>> START Items

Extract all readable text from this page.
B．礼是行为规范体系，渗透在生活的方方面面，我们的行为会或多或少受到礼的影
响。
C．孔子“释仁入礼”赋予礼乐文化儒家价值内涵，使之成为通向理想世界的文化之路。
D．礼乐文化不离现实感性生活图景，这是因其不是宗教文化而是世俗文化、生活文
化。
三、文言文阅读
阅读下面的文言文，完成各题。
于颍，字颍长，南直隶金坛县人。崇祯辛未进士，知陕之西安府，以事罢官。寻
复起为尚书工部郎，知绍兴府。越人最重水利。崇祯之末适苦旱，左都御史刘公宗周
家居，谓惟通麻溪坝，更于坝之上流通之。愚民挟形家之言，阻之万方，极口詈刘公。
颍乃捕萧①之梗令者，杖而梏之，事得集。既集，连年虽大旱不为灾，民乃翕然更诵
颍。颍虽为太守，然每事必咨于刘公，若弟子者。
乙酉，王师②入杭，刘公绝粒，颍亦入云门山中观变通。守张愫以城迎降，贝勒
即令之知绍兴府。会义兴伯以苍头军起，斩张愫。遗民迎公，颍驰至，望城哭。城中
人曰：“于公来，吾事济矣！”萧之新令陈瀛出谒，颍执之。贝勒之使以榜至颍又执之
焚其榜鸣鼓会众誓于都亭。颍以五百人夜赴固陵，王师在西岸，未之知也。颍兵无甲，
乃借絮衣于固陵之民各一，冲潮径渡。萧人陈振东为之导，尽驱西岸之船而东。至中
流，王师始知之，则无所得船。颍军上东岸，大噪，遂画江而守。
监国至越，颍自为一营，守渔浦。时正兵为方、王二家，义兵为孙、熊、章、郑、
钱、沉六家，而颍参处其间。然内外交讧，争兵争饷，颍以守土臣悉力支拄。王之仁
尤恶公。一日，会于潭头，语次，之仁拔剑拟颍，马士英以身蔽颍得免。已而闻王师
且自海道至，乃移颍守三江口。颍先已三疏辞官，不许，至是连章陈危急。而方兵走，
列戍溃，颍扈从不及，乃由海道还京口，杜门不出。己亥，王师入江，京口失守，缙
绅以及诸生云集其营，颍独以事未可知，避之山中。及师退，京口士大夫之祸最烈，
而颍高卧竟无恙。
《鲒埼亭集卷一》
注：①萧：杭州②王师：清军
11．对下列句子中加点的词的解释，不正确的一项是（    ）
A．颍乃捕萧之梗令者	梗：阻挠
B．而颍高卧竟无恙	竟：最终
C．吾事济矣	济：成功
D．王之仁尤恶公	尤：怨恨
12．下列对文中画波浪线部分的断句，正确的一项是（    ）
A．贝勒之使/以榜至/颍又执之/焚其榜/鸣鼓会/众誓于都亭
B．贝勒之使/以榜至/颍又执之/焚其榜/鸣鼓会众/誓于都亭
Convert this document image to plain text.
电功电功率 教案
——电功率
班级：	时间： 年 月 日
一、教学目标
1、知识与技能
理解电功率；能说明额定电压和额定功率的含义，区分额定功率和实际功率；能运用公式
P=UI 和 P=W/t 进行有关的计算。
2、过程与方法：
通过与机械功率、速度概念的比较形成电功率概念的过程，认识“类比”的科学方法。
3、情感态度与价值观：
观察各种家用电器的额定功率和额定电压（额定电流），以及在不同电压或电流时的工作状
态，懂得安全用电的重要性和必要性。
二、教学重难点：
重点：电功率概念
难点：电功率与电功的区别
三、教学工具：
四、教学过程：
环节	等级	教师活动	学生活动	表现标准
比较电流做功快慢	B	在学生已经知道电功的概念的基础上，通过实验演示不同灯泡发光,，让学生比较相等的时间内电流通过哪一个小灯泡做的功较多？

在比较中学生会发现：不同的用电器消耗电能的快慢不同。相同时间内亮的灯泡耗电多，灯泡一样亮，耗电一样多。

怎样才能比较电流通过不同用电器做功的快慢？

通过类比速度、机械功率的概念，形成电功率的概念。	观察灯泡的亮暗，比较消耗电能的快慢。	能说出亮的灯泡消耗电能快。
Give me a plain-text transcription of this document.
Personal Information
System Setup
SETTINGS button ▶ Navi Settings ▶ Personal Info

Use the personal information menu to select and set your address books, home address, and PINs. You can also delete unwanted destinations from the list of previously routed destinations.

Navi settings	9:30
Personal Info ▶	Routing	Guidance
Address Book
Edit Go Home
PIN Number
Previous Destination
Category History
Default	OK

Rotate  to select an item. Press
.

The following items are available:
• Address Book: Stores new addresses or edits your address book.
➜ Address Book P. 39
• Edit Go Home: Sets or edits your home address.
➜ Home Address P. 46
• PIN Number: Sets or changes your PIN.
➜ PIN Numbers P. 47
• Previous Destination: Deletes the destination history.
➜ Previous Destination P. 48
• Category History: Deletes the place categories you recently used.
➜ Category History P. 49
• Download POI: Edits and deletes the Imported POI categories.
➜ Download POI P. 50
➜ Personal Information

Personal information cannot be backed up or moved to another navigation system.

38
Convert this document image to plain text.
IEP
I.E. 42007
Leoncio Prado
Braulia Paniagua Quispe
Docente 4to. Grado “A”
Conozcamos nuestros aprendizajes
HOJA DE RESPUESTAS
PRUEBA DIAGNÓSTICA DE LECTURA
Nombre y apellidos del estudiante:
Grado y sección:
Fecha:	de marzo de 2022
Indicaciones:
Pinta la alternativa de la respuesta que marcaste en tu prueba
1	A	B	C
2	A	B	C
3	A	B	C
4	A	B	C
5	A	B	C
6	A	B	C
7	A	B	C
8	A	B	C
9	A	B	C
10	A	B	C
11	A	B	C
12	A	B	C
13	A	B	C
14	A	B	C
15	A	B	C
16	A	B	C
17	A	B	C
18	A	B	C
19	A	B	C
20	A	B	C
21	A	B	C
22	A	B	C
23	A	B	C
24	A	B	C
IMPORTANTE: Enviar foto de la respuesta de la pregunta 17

>> END Items

What you should do
Return the whole listing exactly.

Exercise output
Extract all readable text from this page.
B．礼是行为规范体系，渗透在生活的方方面面，我们的行为会或多或少受到礼的影
响。
C．孔子“释仁入礼”赋予礼乐文化儒家价值内涵，使之成为通向理想世界的文化之路。
D．礼乐文化不离现实感性生活图景，这是因其不是宗教文化而是世俗文化、生活文
化。
三、文言文阅读
阅读下面的文言文，完成各题。
于颍，字颍长，南直隶金坛县人。崇祯辛未进士，知陕之西安府，以事罢官。寻
复起为尚书工部郎，知绍兴府。越人最重水利。崇祯之末适苦旱，左都御史刘公宗周
家居，谓惟通麻溪坝，更于坝之上流通之。愚民挟形家之言，阻之万方，极口詈刘公。
颍乃捕萧①之梗令者，杖而梏之，事得集。既集，连年虽大旱不为灾，民乃翕然更诵
颍。颍虽为太守，然每事必咨于刘公，若弟子者。
乙酉，王师②入杭，刘公绝粒，颍亦入云门山中观变通。守张愫以城迎降，贝勒
即令之知绍兴府。会义兴伯以苍头军起，斩张愫。遗民迎公，颍驰至，望城哭。城中
人曰：“于公来，吾事济矣！”萧之新令陈瀛出谒，颍执之。贝勒之使以榜至颍又执之
焚其榜鸣鼓会众誓于都亭。颍以五百人夜赴固陵，王师在西岸，未之知也。颍兵无甲，
乃借絮衣于固陵之民各一，冲潮径渡。萧人陈振东为之导，尽驱西岸之船而东。至中
流，王师始知之，则无所得船。颍军上东岸，大噪，遂画江而守。
监国至越，颍自为一营，守渔浦。时正兵为方、王二家，义兵为孙、熊、章、郑、
钱、沉六家，而颍参处其间。然内外交讧，争兵争饷，颍以守土臣悉力支拄。王之仁
尤恶公。一日，会于潭头，语次，之仁拔剑拟颍，马士英以身蔽颍得免。已而闻王师
且自海道至，乃移颍守三江口。颍先已三疏辞官，不许，至是连章陈危急。而方兵走，
列戍溃，颍扈从不及，乃由海道还京口，杜门不出。己亥，王师入江，京口失守，缙
绅以及诸生云集其营，颍独以事未可知，避之山中。及师退，京口士大夫之祸最烈，
而颍高卧竟无恙。
《鲒埼亭集卷一》
注：①萧：杭州②王师：清军
11．对下列句子中加点的词的解释，不正确的一项是（    ）
A．颍乃捕萧之梗令者	梗：阻挠
B．而颍高卧竟无恙	竟：最终
C．吾事济矣	济：成功
D．王之仁尤恶公	尤：怨恨
12．下列对文中画波浪线部分的断句，正确的一项是（    ）
A．贝勒之使/以榜至/颍又执之/焚其榜/鸣鼓会/众誓于都亭
B．贝勒之使/以榜至/颍又执之/焚其榜/鸣鼓会众/誓于都亭
Convert this document image to plain text.
电功电功率 教案
——电功率
班级：	时间： 年 月 日
一、教学目标
1、知识与技能
理解电功率；能说明额定电压和额定功率的含义，区分额定功率和实际功率；能运用公式
P=UI 和 P=W/t 进行有关的计算。
2、过程与方法：
通过与机械功率、速度概念的比较形成电功率概念的过程，认识“类比”的科学方法。
3、情感态度与价值观：
观察各种家用电器的额定功率和额定电压（额定电流），以及在不同电压或电流时的工作状
态，懂得安全用电的重要性和必要性。
二、教学重难点：
重点：电功率概念
难点：电功率与电功的区别
三、教学工具：
四、教学过程：
环节	等级	教师活动	学生活动	表现标准
比较电流做功快慢	B	在学生已经知道电功的概念的基础上，通过实验演示不同灯泡发光,，让学生比较相等的时间内电流通过哪一个小灯泡做的功较多？

在比较中学生会发现：不同的用电器消耗电能的快慢不同。相同时间内亮的灯泡耗电多，灯泡一样亮，耗电一样多。

怎样才能比较电流通过不同用电器做功的快慢？

通过类比速度、机械功率的概念，形成电功率的概念。	观察灯泡的亮暗，比较消耗电能的快慢。	能说出亮的灯泡消耗电能快。
Give me a plain-text transcription of this document.
Personal Information
System Setup
SETTINGS button ▶ Navi Settings ▶ Personal Info

Use the personal information menu to select and set your address books, home address, and PINs. You can also delete unwanted destinations from the list of previously routed destinations.

Navi settings	9:30
Personal Info ▶	Routing	Guidance
Address Book
Edit Go Home
PIN Number
Previous Destination
Category History
Default	OK

Rotate  to select an item. Press
.

The following items are available:
• Address Book: Stores new addresses or edits your address book.
➜ Address Book P. 39
• Edit Go Home: Sets or edits your home address.
➜ Home Address P. 46
• PIN Number: Sets or changes your PIN.
➜ PIN Numbers P. 47
• Previous Destination: Deletes the destination history.
➜ Previous Destination P. 48
• Category History: Deletes the place categories you recently used.
➜ Category History P. 49
• Download POI: Edits and deletes the Imported POI categories.
➜ Download POI P. 50
➜ Personal Information

Personal information cannot be backed up or moved to another navigation system.

38
Convert this document image to plain text.
IEP
I.E. 42007
Leoncio Prado
Braulia Paniagua Quispe
Docente 4to. Grado “A”
Conozcamos nuestros aprendizajes
HOJA DE RESPUESTAS
PRUEBA DIAGNÓSTICA DE LECTURA
Nombre y apellidos del estudiante:
Grado y sección:
Fecha:	de marzo de 2022
Indicaciones:
Pinta la alternativa de la respuesta que marcaste en tu prueba
1	A	B	C
2	A	B	C
3	A	B	C
4	A	B	C
5	A	B	C
6	A	B	C
7	A	B	C
8	A	B	C
9	A	B	C
10	A	B	C
11	A	B	C
12	A	B	C
13	A	B	C
14	A	B	C
15	A	B	C
16	A	B	C
17	A	B	C
18	A	B	C
19	A	B	C
20	A	B	C
21	A	B	C
22	A	B	C
23	A	B	C
24	A	B	C
IMPORTANTE: Enviar foto de la respuesta de la pregunta 17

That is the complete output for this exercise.